**Record extracts**:
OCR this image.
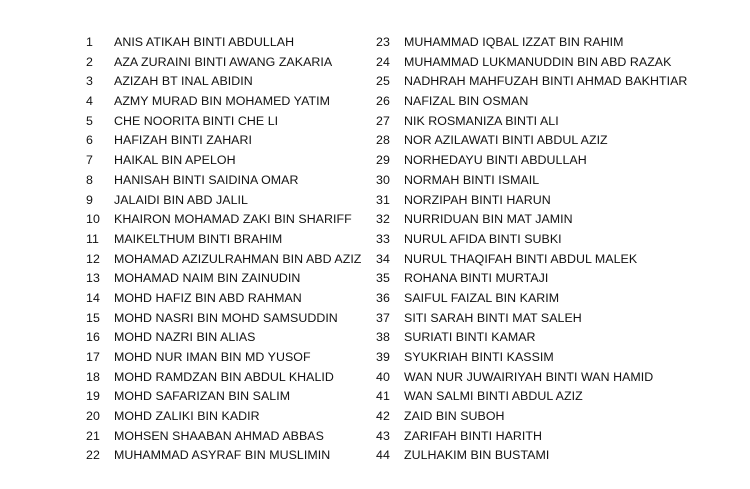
1	ANIS ATIKAH BINTI ABDULLAH
2	AZA ZURAINI BINTI AWANG ZAKARIA
3	AZIZAH BT INAL ABIDIN
4	AZMY MURAD BIN MOHAMED YATIM
5	CHE NOORITA BINTI CHE LI
6	HAFIZAH BINTI ZAHARI
7	HAIKAL BIN APELOH
8	HANISAH BINTI SAIDINA OMAR
9	JALAIDI BIN ABD JALIL
10	KHAIRON MOHAMAD ZAKI BIN SHARIFF
11	MAIKELTHUM BINTI BRAHIM
12	MOHAMAD AZIZULRAHMAN BIN ABD AZIZ
13	MOHAMAD NAIM BIN ZAINUDIN
14	MOHD HAFIZ BIN ABD RAHMAN
15	MOHD NASRI BIN MOHD SAMSUDDIN
16	MOHD NAZRI BIN ALIAS
17	MOHD NUR IMAN BIN MD YUSOF
18	MOHD RAMDZAN BIN ABDUL KHALID
19	MOHD SAFARIZAN BIN SALIM
20	MOHD ZALIKI BIN KADIR
21	MOHSEN SHAABAN AHMAD ABBAS
22	MUHAMMAD ASYRAF BIN MUSLIMIN
23	MUHAMMAD IQBAL IZZAT BIN RAHIM
24	MUHAMMAD LUKMANUDDIN BIN ABD RAZAK
25	NADHRAH MAHFUZAH BINTI AHMAD BAKHTIAR
26	NAFIZAL BIN OSMAN
27	NIK ROSMANIZA BINTI ALI
28	NOR AZILAWATI BINTI ABDUL AZIZ
29	NORHEDAYU BINTI ABDULLAH
30	NORMAH BINTI ISMAIL
31	NORZIPAH BINTI HARUN
32	NURRIDUAN BIN MAT JAMIN
33	NURUL AFIDA BINTI SUBKI
34	NURUL THAQIFAH BINTI ABDUL MALEK
35	ROHANA BINTI MURTAJI
36	SAIFUL FAIZAL BIN KARIM
37	SITI SARAH BINTI MAT SALEH
38	SURIATI BINTI KAMAR
39	SYUKRIAH BINTI KASSIM
40	WAN NUR JUWAIRIYAH BINTI WAN HAMID
41	WAN SALMI BINTI ABDUL AZIZ
42	ZAID BIN SUBOH
43	ZARIFAH BINTI HARITH
44	ZULHAKIM BIN BUSTAMI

**Set exercise**:
Retype the whole listing, keeping every line identical and omitting all pictures.

**Task answer**:
OCR this image.
1	ANIS ATIKAH BINTI ABDULLAH
2	AZA ZURAINI BINTI AWANG ZAKARIA
3	AZIZAH BT INAL ABIDIN
4	AZMY MURAD BIN MOHAMED YATIM
5	CHE NOORITA BINTI CHE LI
6	HAFIZAH BINTI ZAHARI
7	HAIKAL BIN APELOH
8	HANISAH BINTI SAIDINA OMAR
9	JALAIDI BIN ABD JALIL
10	KHAIRON MOHAMAD ZAKI BIN SHARIFF
11	MAIKELTHUM BINTI BRAHIM
12	MOHAMAD AZIZULRAHMAN BIN ABD AZIZ
13	MOHAMAD NAIM BIN ZAINUDIN
14	MOHD HAFIZ BIN ABD RAHMAN
15	MOHD NASRI BIN MOHD SAMSUDDIN
16	MOHD NAZRI BIN ALIAS
17	MOHD NUR IMAN BIN MD YUSOF
18	MOHD RAMDZAN BIN ABDUL KHALID
19	MOHD SAFARIZAN BIN SALIM
20	MOHD ZALIKI BIN KADIR
21	MOHSEN SHAABAN AHMAD ABBAS
22	MUHAMMAD ASYRAF BIN MUSLIMIN
23	MUHAMMAD IQBAL IZZAT BIN RAHIM
24	MUHAMMAD LUKMANUDDIN BIN ABD RAZAK
25	NADHRAH MAHFUZAH BINTI AHMAD BAKHTIAR
26	NAFIZAL BIN OSMAN
27	NIK ROSMANIZA BINTI ALI
28	NOR AZILAWATI BINTI ABDUL AZIZ
29	NORHEDAYU BINTI ABDULLAH
30	NORMAH BINTI ISMAIL
31	NORZIPAH BINTI HARUN
32	NURRIDUAN BIN MAT JAMIN
33	NURUL AFIDA BINTI SUBKI
34	NURUL THAQIFAH BINTI ABDUL MALEK
35	ROHANA BINTI MURTAJI
36	SAIFUL FAIZAL BIN KARIM
37	SITI SARAH BINTI MAT SALEH
38	SURIATI BINTI KAMAR
39	SYUKRIAH BINTI KASSIM
40	WAN NUR JUWAIRIYAH BINTI WAN HAMID
41	WAN SALMI BINTI ABDUL AZIZ
42	ZAID BIN SUBOH
43	ZARIFAH BINTI HARITH
44	ZULHAKIM BIN BUSTAMI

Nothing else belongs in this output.